:: What you are asked to do ::
Retype the complete listing exactly as it appears.

Dataset rows:

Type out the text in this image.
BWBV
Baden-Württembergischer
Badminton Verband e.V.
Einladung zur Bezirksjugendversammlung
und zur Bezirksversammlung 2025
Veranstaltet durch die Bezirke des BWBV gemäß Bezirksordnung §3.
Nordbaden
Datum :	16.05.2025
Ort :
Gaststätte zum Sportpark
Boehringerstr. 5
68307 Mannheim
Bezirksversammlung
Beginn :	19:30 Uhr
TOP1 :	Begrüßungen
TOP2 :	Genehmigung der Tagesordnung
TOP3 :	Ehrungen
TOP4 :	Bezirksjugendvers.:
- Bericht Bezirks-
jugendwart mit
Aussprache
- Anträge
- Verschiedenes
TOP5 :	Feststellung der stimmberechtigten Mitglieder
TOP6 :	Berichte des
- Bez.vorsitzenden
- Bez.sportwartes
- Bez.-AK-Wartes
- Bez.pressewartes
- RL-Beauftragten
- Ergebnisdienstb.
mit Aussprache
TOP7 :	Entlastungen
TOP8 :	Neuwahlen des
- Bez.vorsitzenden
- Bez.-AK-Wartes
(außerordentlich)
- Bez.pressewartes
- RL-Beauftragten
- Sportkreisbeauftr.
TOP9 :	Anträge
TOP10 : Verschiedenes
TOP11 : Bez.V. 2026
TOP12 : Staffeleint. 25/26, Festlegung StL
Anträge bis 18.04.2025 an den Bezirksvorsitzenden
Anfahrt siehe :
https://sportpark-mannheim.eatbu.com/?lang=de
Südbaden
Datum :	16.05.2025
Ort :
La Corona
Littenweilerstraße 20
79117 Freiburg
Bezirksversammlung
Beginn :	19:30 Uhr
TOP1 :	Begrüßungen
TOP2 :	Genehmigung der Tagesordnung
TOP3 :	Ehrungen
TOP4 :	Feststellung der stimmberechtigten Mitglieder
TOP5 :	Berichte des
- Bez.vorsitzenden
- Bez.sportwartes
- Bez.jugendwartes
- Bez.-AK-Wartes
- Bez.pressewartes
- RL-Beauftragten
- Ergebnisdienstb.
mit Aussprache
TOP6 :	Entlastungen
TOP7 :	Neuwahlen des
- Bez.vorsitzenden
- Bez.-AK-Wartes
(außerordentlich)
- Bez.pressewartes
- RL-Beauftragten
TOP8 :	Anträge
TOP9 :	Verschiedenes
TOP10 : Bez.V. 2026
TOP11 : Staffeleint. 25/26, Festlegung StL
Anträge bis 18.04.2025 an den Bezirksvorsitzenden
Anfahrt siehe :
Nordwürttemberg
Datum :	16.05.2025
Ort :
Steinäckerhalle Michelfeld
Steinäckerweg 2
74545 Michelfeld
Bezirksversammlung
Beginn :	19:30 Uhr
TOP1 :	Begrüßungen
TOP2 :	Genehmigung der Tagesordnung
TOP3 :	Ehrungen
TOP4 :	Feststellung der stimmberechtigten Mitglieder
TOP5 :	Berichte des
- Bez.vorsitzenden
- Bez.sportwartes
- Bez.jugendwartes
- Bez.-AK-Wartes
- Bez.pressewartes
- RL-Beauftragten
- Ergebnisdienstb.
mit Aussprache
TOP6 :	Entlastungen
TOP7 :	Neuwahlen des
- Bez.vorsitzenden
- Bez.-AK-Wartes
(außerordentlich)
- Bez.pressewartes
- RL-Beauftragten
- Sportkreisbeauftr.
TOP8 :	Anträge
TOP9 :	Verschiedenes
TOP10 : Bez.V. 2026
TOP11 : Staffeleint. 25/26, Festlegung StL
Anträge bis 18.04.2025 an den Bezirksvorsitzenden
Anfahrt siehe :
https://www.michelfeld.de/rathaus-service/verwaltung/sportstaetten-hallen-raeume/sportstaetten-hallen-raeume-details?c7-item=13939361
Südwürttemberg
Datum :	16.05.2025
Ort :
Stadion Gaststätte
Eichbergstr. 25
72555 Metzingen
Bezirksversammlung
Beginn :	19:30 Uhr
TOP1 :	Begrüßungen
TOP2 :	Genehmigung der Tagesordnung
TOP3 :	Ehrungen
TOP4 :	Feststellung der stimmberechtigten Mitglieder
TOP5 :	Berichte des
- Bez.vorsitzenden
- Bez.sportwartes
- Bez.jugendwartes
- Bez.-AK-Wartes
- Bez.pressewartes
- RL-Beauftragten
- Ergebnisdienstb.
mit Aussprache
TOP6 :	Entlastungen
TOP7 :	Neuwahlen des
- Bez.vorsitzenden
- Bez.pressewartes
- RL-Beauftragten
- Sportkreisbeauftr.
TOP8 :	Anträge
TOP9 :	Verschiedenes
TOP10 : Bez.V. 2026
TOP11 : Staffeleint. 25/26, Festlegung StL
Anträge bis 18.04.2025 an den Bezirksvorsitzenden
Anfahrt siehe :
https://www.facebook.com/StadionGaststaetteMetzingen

:: Task result ::
Type out the text in this image.
BWBV
Baden-Württembergischer
Badminton Verband e.V.
Einladung zur Bezirksjugendversammlung
und zur Bezirksversammlung 2025
Veranstaltet durch die Bezirke des BWBV gemäß Bezirksordnung §3.
Nordbaden
Datum :	16.05.2025
Ort :
Gaststätte zum Sportpark
Boehringerstr. 5
68307 Mannheim
Bezirksversammlung
Beginn :	19:30 Uhr
TOP1 :	Begrüßungen
TOP2 :	Genehmigung der Tagesordnung
TOP3 :	Ehrungen
TOP4 :	Bezirksjugendvers.:
- Bericht Bezirks-
jugendwart mit
Aussprache
- Anträge
- Verschiedenes
TOP5 :	Feststellung der stimmberechtigten Mitglieder
TOP6 :	Berichte des
- Bez.vorsitzenden
- Bez.sportwartes
- Bez.-AK-Wartes
- Bez.pressewartes
- RL-Beauftragten
- Ergebnisdienstb.
mit Aussprache
TOP7 :	Entlastungen
TOP8 :	Neuwahlen des
- Bez.vorsitzenden
- Bez.-AK-Wartes
(außerordentlich)
- Bez.pressewartes
- RL-Beauftragten
- Sportkreisbeauftr.
TOP9 :	Anträge
TOP10 : Verschiedenes
TOP11 : Bez.V. 2026
TOP12 : Staffeleint. 25/26, Festlegung StL
Anträge bis 18.04.2025 an den Bezirksvorsitzenden
Anfahrt siehe :
https://sportpark-mannheim.eatbu.com/?lang=de
Südbaden
Datum :	16.05.2025
Ort :
La Corona
Littenweilerstraße 20
79117 Freiburg
Bezirksversammlung
Beginn :	19:30 Uhr
TOP1 :	Begrüßungen
TOP2 :	Genehmigung der Tagesordnung
TOP3 :	Ehrungen
TOP4 :	Feststellung der stimmberechtigten Mitglieder
TOP5 :	Berichte des
- Bez.vorsitzenden
- Bez.sportwartes
- Bez.jugendwartes
- Bez.-AK-Wartes
- Bez.pressewartes
- RL-Beauftragten
- Ergebnisdienstb.
mit Aussprache
TOP6 :	Entlastungen
TOP7 :	Neuwahlen des
- Bez.vorsitzenden
- Bez.-AK-Wartes
(außerordentlich)
- Bez.pressewartes
- RL-Beauftragten
TOP8 :	Anträge
TOP9 :	Verschiedenes
TOP10 : Bez.V. 2026
TOP11 : Staffeleint. 25/26, Festlegung StL
Anträge bis 18.04.2025 an den Bezirksvorsitzenden
Anfahrt siehe :
Nordwürttemberg
Datum :	16.05.2025
Ort :
Steinäckerhalle Michelfeld
Steinäckerweg 2
74545 Michelfeld
Bezirksversammlung
Beginn :	19:30 Uhr
TOP1 :	Begrüßungen
TOP2 :	Genehmigung der Tagesordnung
TOP3 :	Ehrungen
TOP4 :	Feststellung der stimmberechtigten Mitglieder
TOP5 :	Berichte des
- Bez.vorsitzenden
- Bez.sportwartes
- Bez.jugendwartes
- Bez.-AK-Wartes
- Bez.pressewartes
- RL-Beauftragten
- Ergebnisdienstb.
mit Aussprache
TOP6 :	Entlastungen
TOP7 :	Neuwahlen des
- Bez.vorsitzenden
- Bez.-AK-Wartes
(außerordentlich)
- Bez.pressewartes
- RL-Beauftragten
- Sportkreisbeauftr.
TOP8 :	Anträge
TOP9 :	Verschiedenes
TOP10 : Bez.V. 2026
TOP11 : Staffeleint. 25/26, Festlegung StL
Anträge bis 18.04.2025 an den Bezirksvorsitzenden
Anfahrt siehe :
https://www.michelfeld.de/rathaus-service/verwaltung/sportstaetten-hallen-raeume/sportstaetten-hallen-raeume-details?c7-item=13939361
Südwürttemberg
Datum :	16.05.2025
Ort :
Stadion Gaststätte
Eichbergstr. 25
72555 Metzingen
Bezirksversammlung
Beginn :	19:30 Uhr
TOP1 :	Begrüßungen
TOP2 :	Genehmigung der Tagesordnung
TOP3 :	Ehrungen
TOP4 :	Feststellung der stimmberechtigten Mitglieder
TOP5 :	Berichte des
- Bez.vorsitzenden
- Bez.sportwartes
- Bez.jugendwartes
- Bez.-AK-Wartes
- Bez.pressewartes
- RL-Beauftragten
- Ergebnisdienstb.
mit Aussprache
TOP6 :	Entlastungen
TOP7 :	Neuwahlen des
- Bez.vorsitzenden
- Bez.pressewartes
- RL-Beauftragten
- Sportkreisbeauftr.
TOP8 :	Anträge
TOP9 :	Verschiedenes
TOP10 : Bez.V. 2026
TOP11 : Staffeleint. 25/26, Festlegung StL
Anträge bis 18.04.2025 an den Bezirksvorsitzenden
Anfahrt siehe :
https://www.facebook.com/StadionGaststaetteMetzingen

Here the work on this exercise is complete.